▶ [To do]: All records are to be retyped faithfully and completely.

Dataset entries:

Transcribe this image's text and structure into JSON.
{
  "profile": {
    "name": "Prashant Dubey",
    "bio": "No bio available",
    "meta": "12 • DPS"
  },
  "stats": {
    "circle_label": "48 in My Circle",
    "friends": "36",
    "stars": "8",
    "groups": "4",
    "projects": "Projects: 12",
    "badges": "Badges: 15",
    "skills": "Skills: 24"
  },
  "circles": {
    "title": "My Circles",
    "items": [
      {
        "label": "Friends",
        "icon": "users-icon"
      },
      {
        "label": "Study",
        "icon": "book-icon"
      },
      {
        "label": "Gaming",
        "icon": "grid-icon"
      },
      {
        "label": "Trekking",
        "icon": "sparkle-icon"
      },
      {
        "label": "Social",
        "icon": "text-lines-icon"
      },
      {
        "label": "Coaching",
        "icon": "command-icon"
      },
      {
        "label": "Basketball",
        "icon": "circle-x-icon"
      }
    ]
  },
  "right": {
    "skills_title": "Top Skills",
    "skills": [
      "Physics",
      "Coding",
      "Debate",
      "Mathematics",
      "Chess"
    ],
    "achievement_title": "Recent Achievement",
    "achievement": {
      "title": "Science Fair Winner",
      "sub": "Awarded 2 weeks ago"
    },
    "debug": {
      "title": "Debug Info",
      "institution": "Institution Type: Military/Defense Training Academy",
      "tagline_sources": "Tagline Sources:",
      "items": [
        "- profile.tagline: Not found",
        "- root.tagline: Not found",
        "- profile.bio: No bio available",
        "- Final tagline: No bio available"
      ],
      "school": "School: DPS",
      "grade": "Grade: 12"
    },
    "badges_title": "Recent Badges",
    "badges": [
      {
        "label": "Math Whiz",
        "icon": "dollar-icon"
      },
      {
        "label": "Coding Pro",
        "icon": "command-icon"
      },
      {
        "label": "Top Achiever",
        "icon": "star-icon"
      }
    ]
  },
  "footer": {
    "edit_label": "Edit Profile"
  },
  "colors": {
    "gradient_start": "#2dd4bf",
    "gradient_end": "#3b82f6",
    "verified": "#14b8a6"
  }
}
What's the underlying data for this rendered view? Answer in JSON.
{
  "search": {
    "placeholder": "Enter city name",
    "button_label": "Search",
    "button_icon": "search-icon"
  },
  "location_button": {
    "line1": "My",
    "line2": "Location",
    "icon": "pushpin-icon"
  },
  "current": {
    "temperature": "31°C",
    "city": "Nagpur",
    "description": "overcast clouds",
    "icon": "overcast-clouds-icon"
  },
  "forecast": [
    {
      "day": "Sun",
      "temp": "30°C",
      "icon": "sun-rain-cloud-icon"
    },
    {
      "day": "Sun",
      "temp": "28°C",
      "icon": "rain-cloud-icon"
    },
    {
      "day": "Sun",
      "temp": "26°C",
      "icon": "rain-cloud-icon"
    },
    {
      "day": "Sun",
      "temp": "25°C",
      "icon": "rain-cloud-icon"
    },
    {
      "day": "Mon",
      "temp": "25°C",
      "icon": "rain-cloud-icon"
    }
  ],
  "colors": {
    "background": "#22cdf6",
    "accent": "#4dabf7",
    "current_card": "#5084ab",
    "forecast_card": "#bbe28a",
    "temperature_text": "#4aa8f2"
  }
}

▶ [The output]:
Transcribe this image's text and structure into JSON.
{
  "profile": {
    "name": "Prashant Dubey",
    "bio": "No bio available",
    "meta": "12 • DPS"
  },
  "stats": {
    "circle_label": "48 in My Circle",
    "friends": "36",
    "stars": "8",
    "groups": "4",
    "projects": "Projects: 12",
    "badges": "Badges: 15",
    "skills": "Skills: 24"
  },
  "circles": {
    "title": "My Circles",
    "items": [
      {
        "label": "Friends",
        "icon": "users-icon"
      },
      {
        "label": "Study",
        "icon": "book-icon"
      },
      {
        "label": "Gaming",
        "icon": "grid-icon"
      },
      {
        "label": "Trekking",
        "icon": "sparkle-icon"
      },
      {
        "label": "Social",
        "icon": "text-lines-icon"
      },
      {
        "label": "Coaching",
        "icon": "command-icon"
      },
      {
        "label": "Basketball",
        "icon": "circle-x-icon"
      }
    ]
  },
  "right": {
    "skills_title": "Top Skills",
    "skills": [
      "Physics",
      "Coding",
      "Debate",
      "Mathematics",
      "Chess"
    ],
    "achievement_title": "Recent Achievement",
    "achievement": {
      "title": "Science Fair Winner",
      "sub": "Awarded 2 weeks ago"
    },
    "debug": {
      "title": "Debug Info",
      "institution": "Institution Type: Military/Defense Training Academy",
      "tagline_sources": "Tagline Sources:",
      "items": [
        "- profile.tagline: Not found",
        "- root.tagline: Not found",
        "- profile.bio: No bio available",
        "- Final tagline: No bio available"
      ],
      "school": "School: DPS",
      "grade": "Grade: 12"
    },
    "badges_title": "Recent Badges",
    "badges": [
      {
        "label": "Math Whiz",
        "icon": "dollar-icon"
      },
      {
        "label": "Coding Pro",
        "icon": "command-icon"
      },
      {
        "label": "Top Achiever",
        "icon": "star-icon"
      }
    ]
  },
  "footer": {
    "edit_label": "Edit Profile"
  },
  "colors": {
    "gradient_start": "#2dd4bf",
    "gradient_end": "#3b82f6",
    "verified": "#14b8a6"
  }
}
What's the underlying data for this rendered view? Answer in JSON.
{
  "search": {
    "placeholder": "Enter city name",
    "button_label": "Search",
    "button_icon": "search-icon"
  },
  "location_button": {
    "line1": "My",
    "line2": "Location",
    "icon": "pushpin-icon"
  },
  "current": {
    "temperature": "31°C",
    "city": "Nagpur",
    "description": "overcast clouds",
    "icon": "overcast-clouds-icon"
  },
  "forecast": [
    {
      "day": "Sun",
      "temp": "30°C",
      "icon": "sun-rain-cloud-icon"
    },
    {
      "day": "Sun",
      "temp": "28°C",
      "icon": "rain-cloud-icon"
    },
    {
      "day": "Sun",
      "temp": "26°C",
      "icon": "rain-cloud-icon"
    },
    {
      "day": "Sun",
      "temp": "25°C",
      "icon": "rain-cloud-icon"
    },
    {
      "day": "Mon",
      "temp": "25°C",
      "icon": "rain-cloud-icon"
    }
  ],
  "colors": {
    "background": "#22cdf6",
    "accent": "#4dabf7",
    "current_card": "#5084ab",
    "forecast_card": "#bbe28a",
    "temperature_text": "#4aa8f2"
  }
}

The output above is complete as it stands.